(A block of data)
◆ ◆ ◆ ◆ ◆ ◆ ◆
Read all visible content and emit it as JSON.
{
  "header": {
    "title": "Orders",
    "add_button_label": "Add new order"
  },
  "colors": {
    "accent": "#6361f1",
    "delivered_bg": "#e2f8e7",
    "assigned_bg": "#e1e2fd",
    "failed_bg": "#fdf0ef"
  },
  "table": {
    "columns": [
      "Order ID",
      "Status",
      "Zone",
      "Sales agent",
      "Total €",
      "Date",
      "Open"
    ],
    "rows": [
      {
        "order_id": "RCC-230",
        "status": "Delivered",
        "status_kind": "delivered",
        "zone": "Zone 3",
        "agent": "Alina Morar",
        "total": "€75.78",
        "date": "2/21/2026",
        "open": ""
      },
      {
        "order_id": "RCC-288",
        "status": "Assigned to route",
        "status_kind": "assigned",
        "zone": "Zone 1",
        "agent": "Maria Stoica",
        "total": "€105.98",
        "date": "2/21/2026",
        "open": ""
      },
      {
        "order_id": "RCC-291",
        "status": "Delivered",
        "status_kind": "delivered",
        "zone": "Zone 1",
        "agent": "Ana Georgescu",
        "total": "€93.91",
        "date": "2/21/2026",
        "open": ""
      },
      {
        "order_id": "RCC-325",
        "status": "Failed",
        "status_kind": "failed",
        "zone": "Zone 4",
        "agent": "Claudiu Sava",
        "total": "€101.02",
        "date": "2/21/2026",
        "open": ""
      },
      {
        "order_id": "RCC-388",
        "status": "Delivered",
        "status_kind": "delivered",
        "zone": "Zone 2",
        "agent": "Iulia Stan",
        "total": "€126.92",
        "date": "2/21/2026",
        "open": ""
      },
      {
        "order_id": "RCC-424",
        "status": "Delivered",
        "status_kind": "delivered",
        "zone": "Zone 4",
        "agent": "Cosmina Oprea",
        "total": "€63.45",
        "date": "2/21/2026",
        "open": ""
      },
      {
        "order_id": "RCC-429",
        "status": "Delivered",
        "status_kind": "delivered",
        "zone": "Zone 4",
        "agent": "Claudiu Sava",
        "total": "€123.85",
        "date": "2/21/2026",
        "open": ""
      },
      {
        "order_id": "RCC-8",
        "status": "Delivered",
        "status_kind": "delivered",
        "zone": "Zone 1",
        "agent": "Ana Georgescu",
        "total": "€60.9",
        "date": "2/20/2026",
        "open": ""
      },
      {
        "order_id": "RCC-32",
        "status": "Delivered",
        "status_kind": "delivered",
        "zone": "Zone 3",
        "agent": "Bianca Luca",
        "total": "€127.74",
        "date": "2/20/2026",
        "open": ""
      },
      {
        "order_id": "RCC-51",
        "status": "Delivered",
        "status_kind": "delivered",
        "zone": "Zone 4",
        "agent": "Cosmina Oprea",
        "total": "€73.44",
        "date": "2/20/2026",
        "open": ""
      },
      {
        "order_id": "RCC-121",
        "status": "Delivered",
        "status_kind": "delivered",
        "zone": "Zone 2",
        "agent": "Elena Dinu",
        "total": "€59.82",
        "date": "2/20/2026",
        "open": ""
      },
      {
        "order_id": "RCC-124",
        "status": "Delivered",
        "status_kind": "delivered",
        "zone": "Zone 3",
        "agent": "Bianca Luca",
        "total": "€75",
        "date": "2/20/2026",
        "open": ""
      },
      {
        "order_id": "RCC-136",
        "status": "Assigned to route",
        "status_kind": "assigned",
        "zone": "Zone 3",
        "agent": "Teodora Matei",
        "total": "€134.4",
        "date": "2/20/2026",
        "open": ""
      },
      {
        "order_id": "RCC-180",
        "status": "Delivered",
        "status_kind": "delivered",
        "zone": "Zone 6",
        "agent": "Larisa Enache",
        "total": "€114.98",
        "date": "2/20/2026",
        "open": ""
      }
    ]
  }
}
◆ ◆ ◆ ◆ ◆ ◆ ◆
What do the records say? Quote them all exactly.

• **Solution to this exercise**:
Read all visible content and emit it as JSON.
{
  "header": {
    "title": "Orders",
    "add_button_label": "Add new order"
  },
  "colors": {
    "accent": "#6361f1",
    "delivered_bg": "#e2f8e7",
    "assigned_bg": "#e1e2fd",
    "failed_bg": "#fdf0ef"
  },
  "table": {
    "columns": [
      "Order ID",
      "Status",
      "Zone",
      "Sales agent",
      "Total €",
      "Date",
      "Open"
    ],
    "rows": [
      {
        "order_id": "RCC-230",
        "status": "Delivered",
        "status_kind": "delivered",
        "zone": "Zone 3",
        "agent": "Alina Morar",
        "total": "€75.78",
        "date": "2/21/2026",
        "open": ""
      },
      {
        "order_id": "RCC-288",
        "status": "Assigned to route",
        "status_kind": "assigned",
        "zone": "Zone 1",
        "agent": "Maria Stoica",
        "total": "€105.98",
        "date": "2/21/2026",
        "open": ""
      },
      {
        "order_id": "RCC-291",
        "status": "Delivered",
        "status_kind": "delivered",
        "zone": "Zone 1",
        "agent": "Ana Georgescu",
        "total": "€93.91",
        "date": "2/21/2026",
        "open": ""
      },
      {
        "order_id": "RCC-325",
        "status": "Failed",
        "status_kind": "failed",
        "zone": "Zone 4",
        "agent": "Claudiu Sava",
        "total": "€101.02",
        "date": "2/21/2026",
        "open": ""
      },
      {
        "order_id": "RCC-388",
        "status": "Delivered",
        "status_kind": "delivered",
        "zone": "Zone 2",
        "agent": "Iulia Stan",
        "total": "€126.92",
        "date": "2/21/2026",
        "open": ""
      },
      {
        "order_id": "RCC-424",
        "status": "Delivered",
        "status_kind": "delivered",
        "zone": "Zone 4",
        "agent": "Cosmina Oprea",
        "total": "€63.45",
        "date": "2/21/2026",
        "open": ""
      },
      {
        "order_id": "RCC-429",
        "status": "Delivered",
        "status_kind": "delivered",
        "zone": "Zone 4",
        "agent": "Claudiu Sava",
        "total": "€123.85",
        "date": "2/21/2026",
        "open": ""
      },
      {
        "order_id": "RCC-8",
        "status": "Delivered",
        "status_kind": "delivered",
        "zone": "Zone 1",
        "agent": "Ana Georgescu",
        "total": "€60.9",
        "date": "2/20/2026",
        "open": ""
      },
      {
        "order_id": "RCC-32",
        "status": "Delivered",
        "status_kind": "delivered",
        "zone": "Zone 3",
        "agent": "Bianca Luca",
        "total": "€127.74",
        "date": "2/20/2026",
        "open": ""
      },
      {
        "order_id": "RCC-51",
        "status": "Delivered",
        "status_kind": "delivered",
        "zone": "Zone 4",
        "agent": "Cosmina Oprea",
        "total": "€73.44",
        "date": "2/20/2026",
        "open": ""
      },
      {
        "order_id": "RCC-121",
        "status": "Delivered",
        "status_kind": "delivered",
        "zone": "Zone 2",
        "agent": "Elena Dinu",
        "total": "€59.82",
        "date": "2/20/2026",
        "open": ""
      },
      {
        "order_id": "RCC-124",
        "status": "Delivered",
        "status_kind": "delivered",
        "zone": "Zone 3",
        "agent": "Bianca Luca",
        "total": "€75",
        "date": "2/20/2026",
        "open": ""
      },
      {
        "order_id": "RCC-136",
        "status": "Assigned to route",
        "status_kind": "assigned",
        "zone": "Zone 3",
        "agent": "Teodora Matei",
        "total": "€134.4",
        "date": "2/20/2026",
        "open": ""
      },
      {
        "order_id": "RCC-180",
        "status": "Delivered",
        "status_kind": "delivered",
        "zone": "Zone 6",
        "agent": "Larisa Enache",
        "total": "€114.98",
        "date": "2/20/2026",
        "open": ""
      }
    ]
  }
}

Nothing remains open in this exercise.